**What needs to be done:** Please quote each of the entries below word for word, with nothing changed or left out.

**Data for this task:**
▬▬▬▬▬▬

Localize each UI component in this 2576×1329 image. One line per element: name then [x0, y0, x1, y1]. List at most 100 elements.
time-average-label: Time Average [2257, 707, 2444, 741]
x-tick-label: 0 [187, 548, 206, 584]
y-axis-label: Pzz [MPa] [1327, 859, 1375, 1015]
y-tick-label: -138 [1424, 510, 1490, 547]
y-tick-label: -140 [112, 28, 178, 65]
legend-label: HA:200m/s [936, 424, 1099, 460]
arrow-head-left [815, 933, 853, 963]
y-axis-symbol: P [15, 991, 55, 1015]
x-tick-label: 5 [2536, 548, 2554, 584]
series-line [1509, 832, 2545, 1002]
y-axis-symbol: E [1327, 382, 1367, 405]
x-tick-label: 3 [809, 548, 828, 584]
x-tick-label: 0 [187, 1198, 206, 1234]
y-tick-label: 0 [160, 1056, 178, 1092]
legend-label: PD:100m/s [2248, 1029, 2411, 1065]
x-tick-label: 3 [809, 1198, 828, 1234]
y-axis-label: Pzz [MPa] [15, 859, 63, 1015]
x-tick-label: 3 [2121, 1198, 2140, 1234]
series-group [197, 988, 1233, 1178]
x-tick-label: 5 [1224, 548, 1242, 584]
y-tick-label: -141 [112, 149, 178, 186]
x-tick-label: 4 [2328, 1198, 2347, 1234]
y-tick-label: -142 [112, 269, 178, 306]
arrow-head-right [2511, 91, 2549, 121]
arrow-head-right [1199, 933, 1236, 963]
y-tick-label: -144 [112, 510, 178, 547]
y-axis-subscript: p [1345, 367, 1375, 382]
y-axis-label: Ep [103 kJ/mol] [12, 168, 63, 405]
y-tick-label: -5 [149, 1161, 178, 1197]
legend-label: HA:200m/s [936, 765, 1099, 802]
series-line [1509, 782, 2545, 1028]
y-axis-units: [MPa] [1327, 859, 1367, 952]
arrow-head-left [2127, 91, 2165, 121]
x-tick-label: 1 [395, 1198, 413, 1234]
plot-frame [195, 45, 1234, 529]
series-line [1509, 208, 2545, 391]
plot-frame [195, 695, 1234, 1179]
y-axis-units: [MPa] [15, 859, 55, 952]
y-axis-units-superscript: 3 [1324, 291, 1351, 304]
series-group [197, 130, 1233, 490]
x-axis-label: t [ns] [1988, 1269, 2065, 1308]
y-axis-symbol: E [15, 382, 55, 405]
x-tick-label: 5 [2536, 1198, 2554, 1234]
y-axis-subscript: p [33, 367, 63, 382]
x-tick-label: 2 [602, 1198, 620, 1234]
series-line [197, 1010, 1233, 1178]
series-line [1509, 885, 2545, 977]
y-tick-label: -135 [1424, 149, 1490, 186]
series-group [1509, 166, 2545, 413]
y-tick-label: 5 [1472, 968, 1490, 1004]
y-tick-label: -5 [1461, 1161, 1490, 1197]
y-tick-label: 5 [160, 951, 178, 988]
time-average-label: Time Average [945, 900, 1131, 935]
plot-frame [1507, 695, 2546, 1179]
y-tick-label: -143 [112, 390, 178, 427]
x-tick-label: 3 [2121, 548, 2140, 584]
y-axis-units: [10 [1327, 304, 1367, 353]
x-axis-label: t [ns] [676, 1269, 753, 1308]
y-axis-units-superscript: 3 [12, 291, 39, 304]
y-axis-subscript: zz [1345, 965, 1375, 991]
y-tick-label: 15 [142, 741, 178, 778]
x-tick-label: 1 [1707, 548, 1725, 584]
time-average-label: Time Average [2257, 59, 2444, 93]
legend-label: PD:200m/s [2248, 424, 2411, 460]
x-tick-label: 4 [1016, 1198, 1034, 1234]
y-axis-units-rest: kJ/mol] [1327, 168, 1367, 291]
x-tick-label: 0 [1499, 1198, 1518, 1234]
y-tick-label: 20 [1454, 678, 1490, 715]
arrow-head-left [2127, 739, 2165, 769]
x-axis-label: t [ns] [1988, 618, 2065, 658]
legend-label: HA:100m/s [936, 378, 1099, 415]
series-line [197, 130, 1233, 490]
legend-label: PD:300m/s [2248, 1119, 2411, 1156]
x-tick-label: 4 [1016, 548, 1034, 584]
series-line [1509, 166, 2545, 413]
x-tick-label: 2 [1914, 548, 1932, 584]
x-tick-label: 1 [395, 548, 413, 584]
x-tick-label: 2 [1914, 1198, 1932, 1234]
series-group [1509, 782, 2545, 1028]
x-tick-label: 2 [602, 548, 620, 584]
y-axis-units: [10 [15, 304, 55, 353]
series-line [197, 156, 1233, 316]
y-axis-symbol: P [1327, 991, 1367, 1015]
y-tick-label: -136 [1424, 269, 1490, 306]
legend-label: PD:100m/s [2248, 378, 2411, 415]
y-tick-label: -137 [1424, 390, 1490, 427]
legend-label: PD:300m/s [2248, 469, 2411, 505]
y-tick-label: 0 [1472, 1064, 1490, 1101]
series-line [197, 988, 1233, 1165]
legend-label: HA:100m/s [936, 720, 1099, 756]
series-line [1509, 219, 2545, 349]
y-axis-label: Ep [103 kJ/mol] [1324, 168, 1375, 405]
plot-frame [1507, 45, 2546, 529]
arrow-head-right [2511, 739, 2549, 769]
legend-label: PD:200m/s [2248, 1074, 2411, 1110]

▬▬▬▬▬▬

**Answer to this task:**
Localize each UI component in this 2576×1329 image. One line per element: name then [x0, y0, x1, y1]. List at most 100 elements.
time-average-label: Time Average [2257, 707, 2444, 741]
x-tick-label: 0 [187, 548, 206, 584]
y-axis-label: Pzz [MPa] [1327, 859, 1375, 1015]
y-tick-label: -138 [1424, 510, 1490, 547]
y-tick-label: -140 [112, 28, 178, 65]
legend-label: HA:200m/s [936, 424, 1099, 460]
arrow-head-left [815, 933, 853, 963]
y-axis-symbol: P [15, 991, 55, 1015]
x-tick-label: 5 [2536, 548, 2554, 584]
series-line [1509, 832, 2545, 1002]
y-axis-symbol: E [1327, 382, 1367, 405]
x-tick-label: 3 [809, 548, 828, 584]
x-tick-label: 0 [187, 1198, 206, 1234]
y-tick-label: 0 [160, 1056, 178, 1092]
legend-label: PD:100m/s [2248, 1029, 2411, 1065]
x-tick-label: 3 [809, 1198, 828, 1234]
y-axis-label: Pzz [MPa] [15, 859, 63, 1015]
x-tick-label: 3 [2121, 1198, 2140, 1234]
series-group [197, 988, 1233, 1178]
x-tick-label: 5 [1224, 548, 1242, 584]
y-tick-label: -141 [112, 149, 178, 186]
x-tick-label: 4 [2328, 1198, 2347, 1234]
y-tick-label: -142 [112, 269, 178, 306]
arrow-head-right [2511, 91, 2549, 121]
arrow-head-right [1199, 933, 1236, 963]
y-tick-label: -144 [112, 510, 178, 547]
y-axis-subscript: p [1345, 367, 1375, 382]
y-axis-label: Ep [103 kJ/mol] [12, 168, 63, 405]
y-tick-label: -5 [149, 1161, 178, 1197]
legend-label: HA:200m/s [936, 765, 1099, 802]
series-line [1509, 782, 2545, 1028]
y-axis-units: [MPa] [1327, 859, 1367, 952]
arrow-head-left [2127, 91, 2165, 121]
x-tick-label: 1 [395, 1198, 413, 1234]
plot-frame [195, 45, 1234, 529]
series-line [1509, 208, 2545, 391]
plot-frame [195, 695, 1234, 1179]
y-axis-units: [MPa] [15, 859, 55, 952]
y-axis-units-superscript: 3 [1324, 291, 1351, 304]
series-group [197, 130, 1233, 490]
x-axis-label: t [ns] [1988, 1269, 2065, 1308]
y-axis-symbol: E [15, 382, 55, 405]
x-tick-label: 5 [2536, 1198, 2554, 1234]
y-axis-subscript: p [33, 367, 63, 382]
x-tick-label: 2 [602, 1198, 620, 1234]
series-line [197, 1010, 1233, 1178]
series-line [1509, 885, 2545, 977]
y-tick-label: -135 [1424, 149, 1490, 186]
series-group [1509, 166, 2545, 413]
y-tick-label: 5 [1472, 968, 1490, 1004]
y-tick-label: -5 [1461, 1161, 1490, 1197]
y-tick-label: 5 [160, 951, 178, 988]
time-average-label: Time Average [945, 900, 1131, 935]
plot-frame [1507, 695, 2546, 1179]
y-tick-label: -143 [112, 390, 178, 427]
x-tick-label: 3 [2121, 548, 2140, 584]
y-axis-units: [10 [1327, 304, 1367, 353]
x-axis-label: t [ns] [676, 1269, 753, 1308]
y-axis-units-superscript: 3 [12, 291, 39, 304]
y-axis-subscript: zz [1345, 965, 1375, 991]
y-tick-label: 15 [142, 741, 178, 778]
x-tick-label: 1 [1707, 548, 1725, 584]
time-average-label: Time Average [2257, 59, 2444, 93]
legend-label: PD:200m/s [2248, 424, 2411, 460]
x-tick-label: 4 [1016, 1198, 1034, 1234]
y-axis-units-rest: kJ/mol] [1327, 168, 1367, 291]
x-tick-label: 0 [1499, 1198, 1518, 1234]
y-tick-label: 20 [1454, 678, 1490, 715]
arrow-head-left [2127, 739, 2165, 769]
x-axis-label: t [ns] [1988, 618, 2065, 658]
legend-label: HA:100m/s [936, 378, 1099, 415]
series-line [197, 130, 1233, 490]
legend-label: PD:300m/s [2248, 1119, 2411, 1156]
x-tick-label: 4 [1016, 548, 1034, 584]
series-line [1509, 166, 2545, 413]
x-tick-label: 2 [1914, 548, 1932, 584]
x-tick-label: 1 [395, 548, 413, 584]
x-tick-label: 2 [1914, 1198, 1932, 1234]
series-group [1509, 782, 2545, 1028]
x-tick-label: 2 [602, 548, 620, 584]
y-axis-units: [10 [15, 304, 55, 353]
series-line [197, 156, 1233, 316]
y-axis-symbol: P [1327, 991, 1367, 1015]
y-tick-label: -136 [1424, 269, 1490, 306]
legend-label: PD:100m/s [2248, 378, 2411, 415]
y-tick-label: -137 [1424, 390, 1490, 427]
legend-label: PD:300m/s [2248, 469, 2411, 505]
y-tick-label: 0 [1472, 1064, 1490, 1101]
series-line [197, 988, 1233, 1165]
legend-label: HA:100m/s [936, 720, 1099, 756]
series-line [1509, 219, 2545, 349]
y-axis-label: Ep [103 kJ/mol] [1324, 168, 1375, 405]
plot-frame [1507, 45, 2546, 529]
arrow-head-right [2511, 739, 2549, 769]
legend-label: PD:200m/s [2248, 1074, 2411, 1110]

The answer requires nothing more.